* **Exercise prompt**
Gather all lines with "Department" from the records.

>> begin Exercise material

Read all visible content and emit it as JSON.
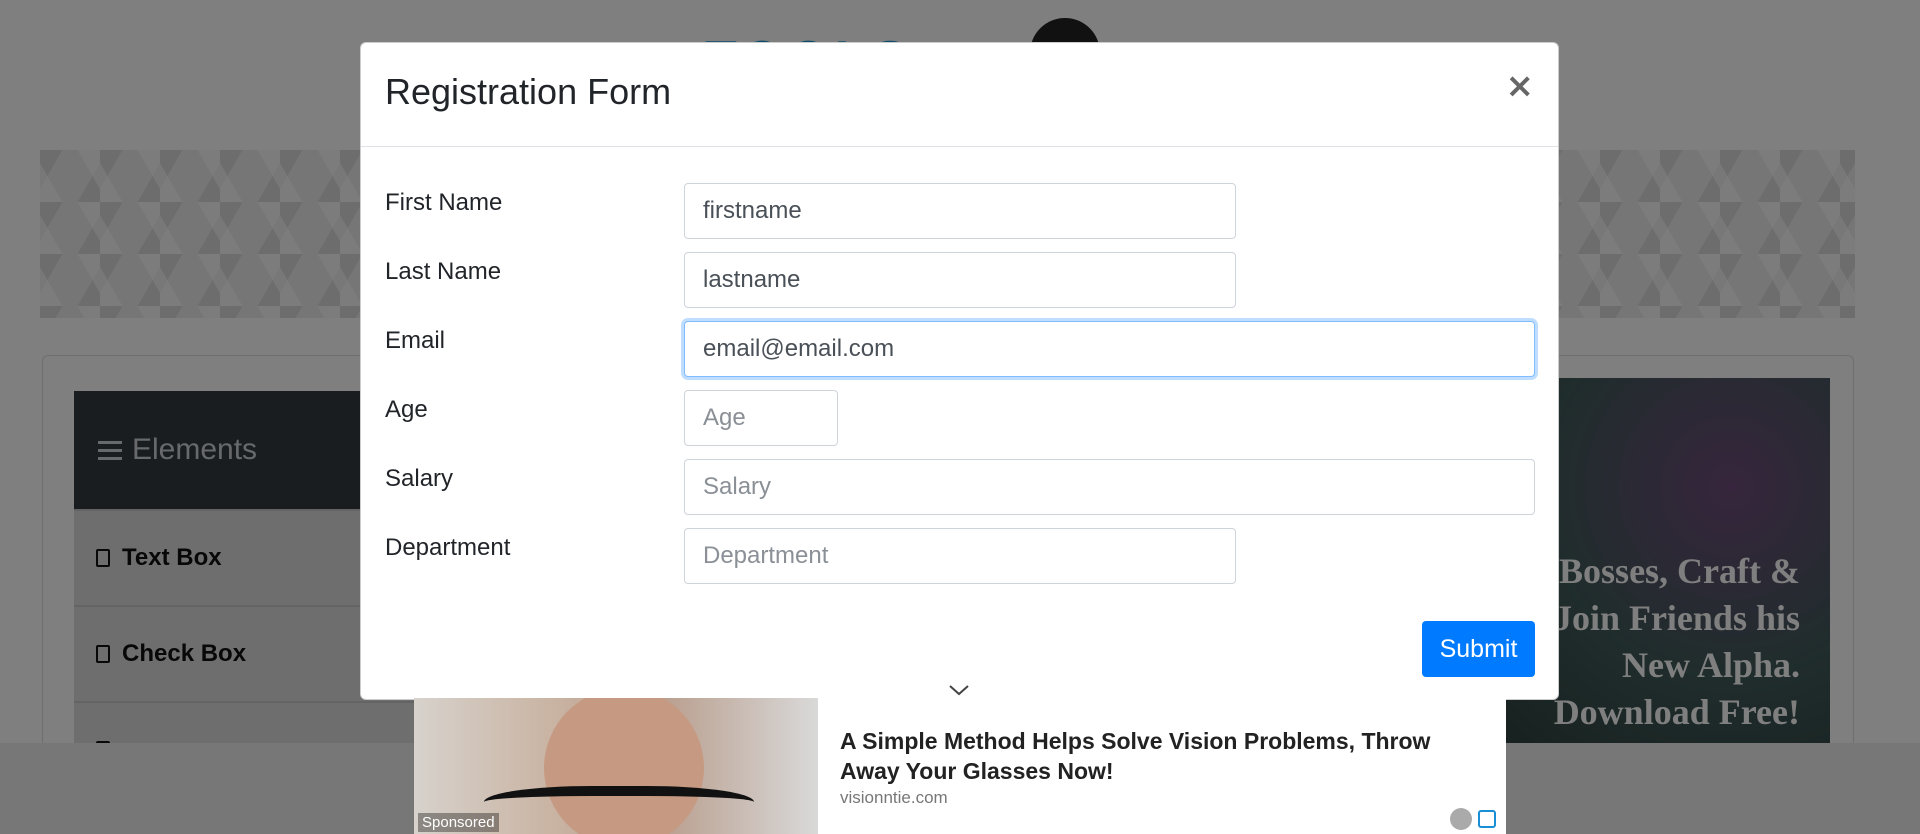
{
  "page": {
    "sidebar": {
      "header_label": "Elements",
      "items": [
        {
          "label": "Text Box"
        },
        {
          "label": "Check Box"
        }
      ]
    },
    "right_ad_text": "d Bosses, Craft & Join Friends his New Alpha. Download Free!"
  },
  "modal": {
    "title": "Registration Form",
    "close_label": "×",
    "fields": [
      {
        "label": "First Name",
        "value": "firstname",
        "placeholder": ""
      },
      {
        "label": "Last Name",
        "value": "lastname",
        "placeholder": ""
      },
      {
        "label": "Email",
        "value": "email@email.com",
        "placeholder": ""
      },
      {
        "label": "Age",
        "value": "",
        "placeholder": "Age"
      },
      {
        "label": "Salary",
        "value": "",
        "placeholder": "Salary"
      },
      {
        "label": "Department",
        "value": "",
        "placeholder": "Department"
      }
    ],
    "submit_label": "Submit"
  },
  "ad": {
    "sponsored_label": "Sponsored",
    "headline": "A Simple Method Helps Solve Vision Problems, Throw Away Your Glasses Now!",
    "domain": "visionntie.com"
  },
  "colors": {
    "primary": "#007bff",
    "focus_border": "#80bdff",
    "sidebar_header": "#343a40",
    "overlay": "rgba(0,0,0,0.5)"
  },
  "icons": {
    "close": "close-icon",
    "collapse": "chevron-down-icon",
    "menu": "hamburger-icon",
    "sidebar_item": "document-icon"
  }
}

>> end Exercise material
>> begin Exercise material

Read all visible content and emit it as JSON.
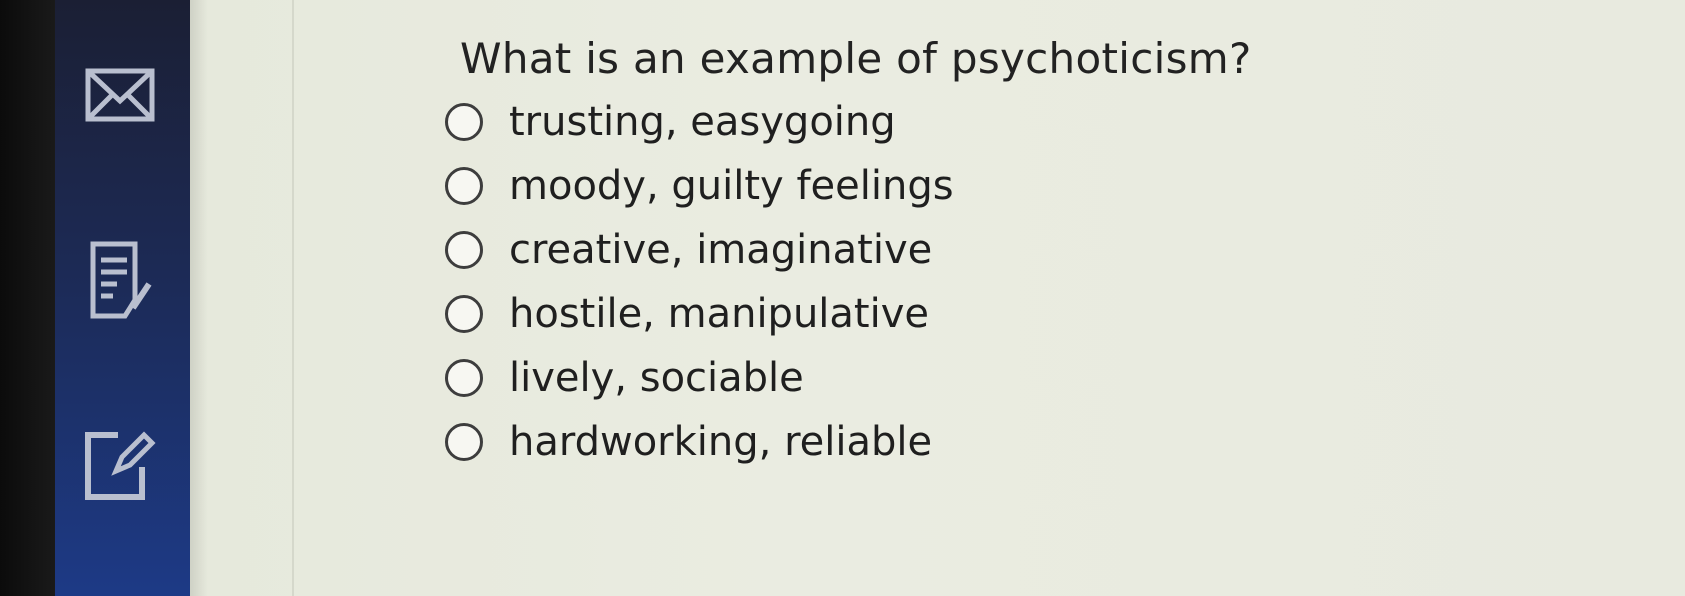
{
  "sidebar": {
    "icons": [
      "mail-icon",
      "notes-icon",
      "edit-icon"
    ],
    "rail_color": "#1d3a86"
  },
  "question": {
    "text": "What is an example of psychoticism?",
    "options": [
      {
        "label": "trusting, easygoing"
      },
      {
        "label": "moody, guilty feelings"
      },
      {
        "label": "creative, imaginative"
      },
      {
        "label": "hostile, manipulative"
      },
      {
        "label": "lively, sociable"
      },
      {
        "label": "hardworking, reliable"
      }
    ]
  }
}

>> end Exercise material

* **Written response**
        "label": "Department",
        "placeholder": "Department"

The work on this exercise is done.